** Stated task **
Copy out all of the material exactly.

** Data for processing **
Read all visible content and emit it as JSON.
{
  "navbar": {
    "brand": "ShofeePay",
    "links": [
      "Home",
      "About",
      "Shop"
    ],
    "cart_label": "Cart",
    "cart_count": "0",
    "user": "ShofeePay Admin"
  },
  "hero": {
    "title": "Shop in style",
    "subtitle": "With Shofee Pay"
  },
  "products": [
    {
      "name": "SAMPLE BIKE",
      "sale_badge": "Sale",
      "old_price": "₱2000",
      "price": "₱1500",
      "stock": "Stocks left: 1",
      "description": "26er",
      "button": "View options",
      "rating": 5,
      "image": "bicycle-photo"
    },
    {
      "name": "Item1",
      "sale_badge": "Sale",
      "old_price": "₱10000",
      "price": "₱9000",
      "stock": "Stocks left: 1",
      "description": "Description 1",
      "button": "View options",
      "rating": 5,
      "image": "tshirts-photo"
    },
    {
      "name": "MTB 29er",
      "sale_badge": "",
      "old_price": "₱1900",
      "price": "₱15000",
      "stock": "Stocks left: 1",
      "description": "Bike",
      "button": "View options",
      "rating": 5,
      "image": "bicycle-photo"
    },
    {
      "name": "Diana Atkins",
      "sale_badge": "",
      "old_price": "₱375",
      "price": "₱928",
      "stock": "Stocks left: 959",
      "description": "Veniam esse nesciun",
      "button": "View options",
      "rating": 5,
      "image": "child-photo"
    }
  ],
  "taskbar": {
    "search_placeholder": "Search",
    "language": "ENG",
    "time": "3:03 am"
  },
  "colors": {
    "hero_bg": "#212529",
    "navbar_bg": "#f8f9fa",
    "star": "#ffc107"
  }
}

** Finished exercise **
Read all visible content and emit it as JSON.
{
  "navbar": {
    "brand": "ShofeePay",
    "links": [
      "Home",
      "About",
      "Shop"
    ],
    "cart_label": "Cart",
    "cart_count": "0",
    "user": "ShofeePay Admin"
  },
  "hero": {
    "title": "Shop in style",
    "subtitle": "With Shofee Pay"
  },
  "products": [
    {
      "name": "SAMPLE BIKE",
      "sale_badge": "Sale",
      "old_price": "₱2000",
      "price": "₱1500",
      "stock": "Stocks left: 1",
      "description": "26er",
      "button": "View options",
      "rating": 5,
      "image": "bicycle-photo"
    },
    {
      "name": "Item1",
      "sale_badge": "Sale",
      "old_price": "₱10000",
      "price": "₱9000",
      "stock": "Stocks left: 1",
      "description": "Description 1",
      "button": "View options",
      "rating": 5,
      "image": "tshirts-photo"
    },
    {
      "name": "MTB 29er",
      "sale_badge": "",
      "old_price": "₱1900",
      "price": "₱15000",
      "stock": "Stocks left: 1",
      "description": "Bike",
      "button": "View options",
      "rating": 5,
      "image": "bicycle-photo"
    },
    {
      "name": "Diana Atkins",
      "sale_badge": "",
      "old_price": "₱375",
      "price": "₱928",
      "stock": "Stocks left: 959",
      "description": "Veniam esse nesciun",
      "button": "View options",
      "rating": 5,
      "image": "child-photo"
    }
  ],
  "taskbar": {
    "search_placeholder": "Search",
    "language": "ENG",
    "time": "3:03 am"
  },
  "colors": {
    "hero_bg": "#212529",
    "navbar_bg": "#f8f9fa",
    "star": "#ffc107"
  }
}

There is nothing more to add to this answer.